Rows from a figure dataset:
______________________________
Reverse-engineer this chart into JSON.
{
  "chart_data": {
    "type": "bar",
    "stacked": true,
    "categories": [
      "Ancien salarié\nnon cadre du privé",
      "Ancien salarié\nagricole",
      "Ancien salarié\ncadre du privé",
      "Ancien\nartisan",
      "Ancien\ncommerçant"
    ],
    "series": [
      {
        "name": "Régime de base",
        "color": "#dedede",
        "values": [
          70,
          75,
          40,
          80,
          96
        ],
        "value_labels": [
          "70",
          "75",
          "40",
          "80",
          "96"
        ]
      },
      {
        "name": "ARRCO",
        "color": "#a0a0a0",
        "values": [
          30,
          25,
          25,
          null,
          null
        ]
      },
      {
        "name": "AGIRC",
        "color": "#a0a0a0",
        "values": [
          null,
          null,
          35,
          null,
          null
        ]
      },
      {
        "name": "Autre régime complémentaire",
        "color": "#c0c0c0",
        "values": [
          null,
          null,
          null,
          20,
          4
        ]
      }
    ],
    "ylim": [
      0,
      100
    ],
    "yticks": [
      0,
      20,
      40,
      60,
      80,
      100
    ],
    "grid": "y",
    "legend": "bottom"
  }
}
______________________________
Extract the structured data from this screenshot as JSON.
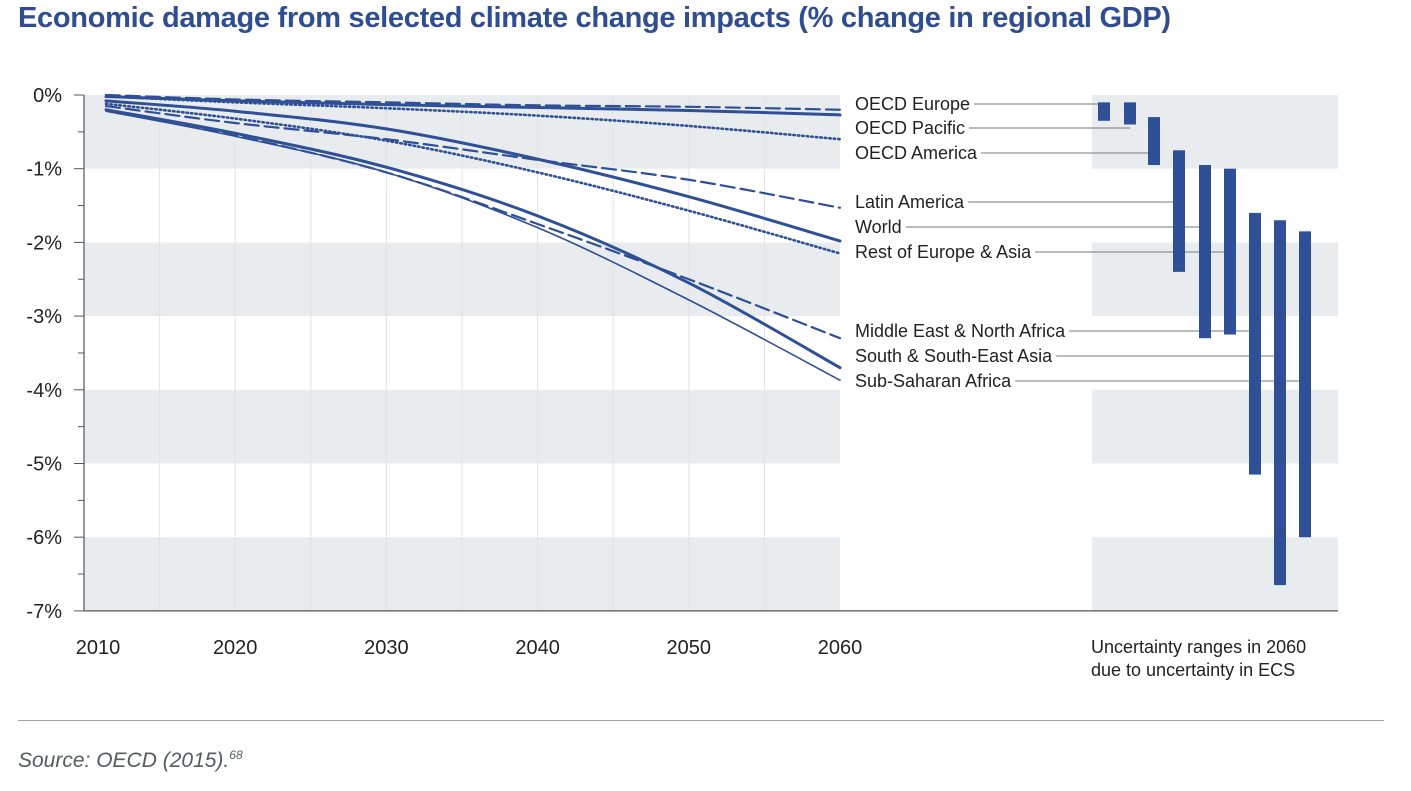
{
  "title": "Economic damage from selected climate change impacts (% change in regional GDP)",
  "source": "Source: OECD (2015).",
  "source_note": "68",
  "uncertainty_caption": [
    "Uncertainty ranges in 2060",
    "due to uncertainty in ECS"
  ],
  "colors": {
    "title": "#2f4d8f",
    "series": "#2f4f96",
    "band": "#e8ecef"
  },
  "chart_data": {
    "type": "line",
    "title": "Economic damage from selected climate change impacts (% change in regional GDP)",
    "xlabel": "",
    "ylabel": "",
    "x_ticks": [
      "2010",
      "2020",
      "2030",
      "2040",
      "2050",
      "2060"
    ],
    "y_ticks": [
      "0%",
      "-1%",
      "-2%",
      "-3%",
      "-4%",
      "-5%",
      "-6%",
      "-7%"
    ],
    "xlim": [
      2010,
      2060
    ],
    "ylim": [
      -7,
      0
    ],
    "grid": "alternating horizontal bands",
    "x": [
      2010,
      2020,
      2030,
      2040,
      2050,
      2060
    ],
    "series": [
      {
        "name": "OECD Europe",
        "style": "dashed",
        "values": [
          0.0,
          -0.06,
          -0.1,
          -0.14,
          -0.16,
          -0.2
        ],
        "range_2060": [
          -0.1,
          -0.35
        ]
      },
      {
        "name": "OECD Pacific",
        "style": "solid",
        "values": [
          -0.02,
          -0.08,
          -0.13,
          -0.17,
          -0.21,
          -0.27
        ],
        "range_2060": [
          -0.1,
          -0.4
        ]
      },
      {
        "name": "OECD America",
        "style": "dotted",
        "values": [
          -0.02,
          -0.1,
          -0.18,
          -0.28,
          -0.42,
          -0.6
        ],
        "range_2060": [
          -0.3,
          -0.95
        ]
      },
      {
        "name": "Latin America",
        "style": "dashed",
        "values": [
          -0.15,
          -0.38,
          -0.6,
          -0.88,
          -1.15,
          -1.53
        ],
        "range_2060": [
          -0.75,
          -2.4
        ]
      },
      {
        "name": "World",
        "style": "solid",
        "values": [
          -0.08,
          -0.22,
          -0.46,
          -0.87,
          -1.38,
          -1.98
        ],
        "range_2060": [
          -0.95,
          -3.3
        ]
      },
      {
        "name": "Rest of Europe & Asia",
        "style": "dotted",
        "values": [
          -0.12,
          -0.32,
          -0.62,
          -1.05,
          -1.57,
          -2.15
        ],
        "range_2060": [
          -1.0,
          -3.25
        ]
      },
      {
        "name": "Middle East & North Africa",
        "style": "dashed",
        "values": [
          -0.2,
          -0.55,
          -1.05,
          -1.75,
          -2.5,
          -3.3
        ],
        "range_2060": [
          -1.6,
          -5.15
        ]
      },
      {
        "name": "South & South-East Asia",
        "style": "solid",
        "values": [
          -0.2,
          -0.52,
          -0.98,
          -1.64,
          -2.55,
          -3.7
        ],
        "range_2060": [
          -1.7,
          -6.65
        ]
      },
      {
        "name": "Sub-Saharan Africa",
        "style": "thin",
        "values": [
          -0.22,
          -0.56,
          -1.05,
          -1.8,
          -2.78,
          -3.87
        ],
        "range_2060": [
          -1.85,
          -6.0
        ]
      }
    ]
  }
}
______________________________
▸ **JOB**
Collect the lines of the records that include the string "JSON".

▸ **EXPECTED ANSWER**
Reverse-engineer this chart into JSON.
Extract the structured data from this screenshot as JSON.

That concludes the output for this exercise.